## Supplied records
+--

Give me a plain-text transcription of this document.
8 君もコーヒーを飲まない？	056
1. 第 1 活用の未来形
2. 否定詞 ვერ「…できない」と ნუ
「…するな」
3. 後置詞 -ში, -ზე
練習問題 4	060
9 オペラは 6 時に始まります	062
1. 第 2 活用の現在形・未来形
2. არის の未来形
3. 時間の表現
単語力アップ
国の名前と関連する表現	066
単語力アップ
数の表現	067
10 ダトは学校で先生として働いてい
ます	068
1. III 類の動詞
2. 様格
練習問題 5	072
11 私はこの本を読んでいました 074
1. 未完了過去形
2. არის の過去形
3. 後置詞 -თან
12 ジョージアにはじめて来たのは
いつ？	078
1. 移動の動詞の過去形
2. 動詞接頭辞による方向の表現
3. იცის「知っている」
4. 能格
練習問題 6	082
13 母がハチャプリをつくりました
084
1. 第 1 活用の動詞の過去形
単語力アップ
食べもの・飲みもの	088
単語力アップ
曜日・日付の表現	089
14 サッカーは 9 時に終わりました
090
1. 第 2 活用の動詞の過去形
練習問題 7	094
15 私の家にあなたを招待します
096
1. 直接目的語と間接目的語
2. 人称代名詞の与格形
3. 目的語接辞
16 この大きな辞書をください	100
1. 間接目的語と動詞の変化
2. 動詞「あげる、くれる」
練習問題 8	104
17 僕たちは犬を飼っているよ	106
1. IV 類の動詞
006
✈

+--

## Description of the task
Copy every line verbatim.

## Right answer
Give me a plain-text transcription of this document.
8 君もコーヒーを飲まない？	056
1. 第 1 活用の未来形
2. 否定詞 ვერ「…できない」と ნუ
「…するな」
3. 後置詞 -ში, -ზე
練習問題 4	060
9 オペラは 6 時に始まります	062
1. 第 2 活用の現在形・未来形
2. არის の未来形
3. 時間の表現
単語力アップ
国の名前と関連する表現	066
単語力アップ
数の表現	067
10 ダトは学校で先生として働いてい
ます	068
1. III 類の動詞
2. 様格
練習問題 5	072
11 私はこの本を読んでいました 074
1. 未完了過去形
2. არის の過去形
3. 後置詞 -თან
12 ジョージアにはじめて来たのは
いつ？	078
1. 移動の動詞の過去形
2. 動詞接頭辞による方向の表現
3. იცის「知っている」
4. 能格
練習問題 6	082
13 母がハチャプリをつくりました
084
1. 第 1 活用の動詞の過去形
単語力アップ
食べもの・飲みもの	088
単語力アップ
曜日・日付の表現	089
14 サッカーは 9 時に終わりました
090
1. 第 2 活用の動詞の過去形
練習問題 7	094
15 私の家にあなたを招待します
096
1. 直接目的語と間接目的語
2. 人称代名詞の与格形
3. 目的語接辞
16 この大きな辞書をください	100
1. 間接目的語と動詞の変化
2. 動詞「あげる、くれる」
練習問題 8	104
17 僕たちは犬を飼っているよ	106
1. IV 類の動詞
006
✈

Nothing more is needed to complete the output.